● **Job**
Transcribe the records that follow, preserving every word.

● **Dataset rows**

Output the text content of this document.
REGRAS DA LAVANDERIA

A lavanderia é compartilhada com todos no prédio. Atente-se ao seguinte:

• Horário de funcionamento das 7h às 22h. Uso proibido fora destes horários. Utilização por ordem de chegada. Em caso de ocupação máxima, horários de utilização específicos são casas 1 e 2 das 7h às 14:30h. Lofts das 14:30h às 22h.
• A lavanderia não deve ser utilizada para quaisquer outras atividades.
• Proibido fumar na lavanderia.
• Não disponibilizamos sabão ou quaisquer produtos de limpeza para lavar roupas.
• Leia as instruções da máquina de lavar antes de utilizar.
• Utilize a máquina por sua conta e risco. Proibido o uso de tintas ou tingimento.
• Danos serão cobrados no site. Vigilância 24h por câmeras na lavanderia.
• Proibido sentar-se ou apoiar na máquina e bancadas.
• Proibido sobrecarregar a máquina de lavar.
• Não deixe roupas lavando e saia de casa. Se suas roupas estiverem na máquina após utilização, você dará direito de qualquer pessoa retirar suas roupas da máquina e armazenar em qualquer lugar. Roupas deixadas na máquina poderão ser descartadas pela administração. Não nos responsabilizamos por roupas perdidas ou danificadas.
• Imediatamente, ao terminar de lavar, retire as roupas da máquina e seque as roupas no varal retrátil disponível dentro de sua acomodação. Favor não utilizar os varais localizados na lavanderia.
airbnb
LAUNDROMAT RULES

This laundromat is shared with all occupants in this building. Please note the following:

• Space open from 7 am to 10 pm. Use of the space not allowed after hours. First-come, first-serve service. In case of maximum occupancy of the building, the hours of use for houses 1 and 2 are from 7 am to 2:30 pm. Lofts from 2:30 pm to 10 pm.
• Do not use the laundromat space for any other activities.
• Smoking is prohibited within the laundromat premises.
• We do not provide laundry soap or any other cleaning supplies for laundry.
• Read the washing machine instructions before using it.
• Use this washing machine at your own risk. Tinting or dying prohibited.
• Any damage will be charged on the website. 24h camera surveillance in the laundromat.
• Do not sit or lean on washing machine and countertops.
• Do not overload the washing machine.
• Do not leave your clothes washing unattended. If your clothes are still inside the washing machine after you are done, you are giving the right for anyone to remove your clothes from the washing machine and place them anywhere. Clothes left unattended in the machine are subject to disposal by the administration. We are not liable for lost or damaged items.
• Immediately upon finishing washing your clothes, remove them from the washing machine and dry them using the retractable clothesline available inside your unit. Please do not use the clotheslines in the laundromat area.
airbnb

● **In response**
Output the text content of this document.
REGRAS DA LAVANDERIA

A lavanderia é compartilhada com todos no prédio. Atente-se ao seguinte:

• Horário de funcionamento das 7h às 22h. Uso proibido fora destes horários. Utilização por ordem de chegada. Em caso de ocupação máxima, horários de utilização específicos são casas 1 e 2 das 7h às 14:30h. Lofts das 14:30h às 22h.
• A lavanderia não deve ser utilizada para quaisquer outras atividades.
• Proibido fumar na lavanderia.
• Não disponibilizamos sabão ou quaisquer produtos de limpeza para lavar roupas.
• Leia as instruções da máquina de lavar antes de utilizar.
• Utilize a máquina por sua conta e risco. Proibido o uso de tintas ou tingimento.
• Danos serão cobrados no site. Vigilância 24h por câmeras na lavanderia.
• Proibido sentar-se ou apoiar na máquina e bancadas.
• Proibido sobrecarregar a máquina de lavar.
• Não deixe roupas lavando e saia de casa. Se suas roupas estiverem na máquina após utilização, você dará direito de qualquer pessoa retirar suas roupas da máquina e armazenar em qualquer lugar. Roupas deixadas na máquina poderão ser descartadas pela administração. Não nos responsabilizamos por roupas perdidas ou danificadas.
• Imediatamente, ao terminar de lavar, retire as roupas da máquina e seque as roupas no varal retrátil disponível dentro de sua acomodação. Favor não utilizar os varais localizados na lavanderia.
airbnb
LAUNDROMAT RULES

This laundromat is shared with all occupants in this building. Please note the following:

• Space open from 7 am to 10 pm. Use of the space not allowed after hours. First-come, first-serve service. In case of maximum occupancy of the building, the hours of use for houses 1 and 2 are from 7 am to 2:30 pm. Lofts from 2:30 pm to 10 pm.
• Do not use the laundromat space for any other activities.
• Smoking is prohibited within the laundromat premises.
• We do not provide laundry soap or any other cleaning supplies for laundry.
• Read the washing machine instructions before using it.
• Use this washing machine at your own risk. Tinting or dying prohibited.
• Any damage will be charged on the website. 24h camera surveillance in the laundromat.
• Do not sit or lean on washing machine and countertops.
• Do not overload the washing machine.
• Do not leave your clothes washing unattended. If your clothes are still inside the washing machine after you are done, you are giving the right for anyone to remove your clothes from the washing machine and place them anywhere. Clothes left unattended in the machine are subject to disposal by the administration. We are not liable for lost or damaged items.
• Immediately upon finishing washing your clothes, remove them from the washing machine and dry them using the retractable clothesline available inside your unit. Please do not use the clotheslines in the laundromat area.
airbnb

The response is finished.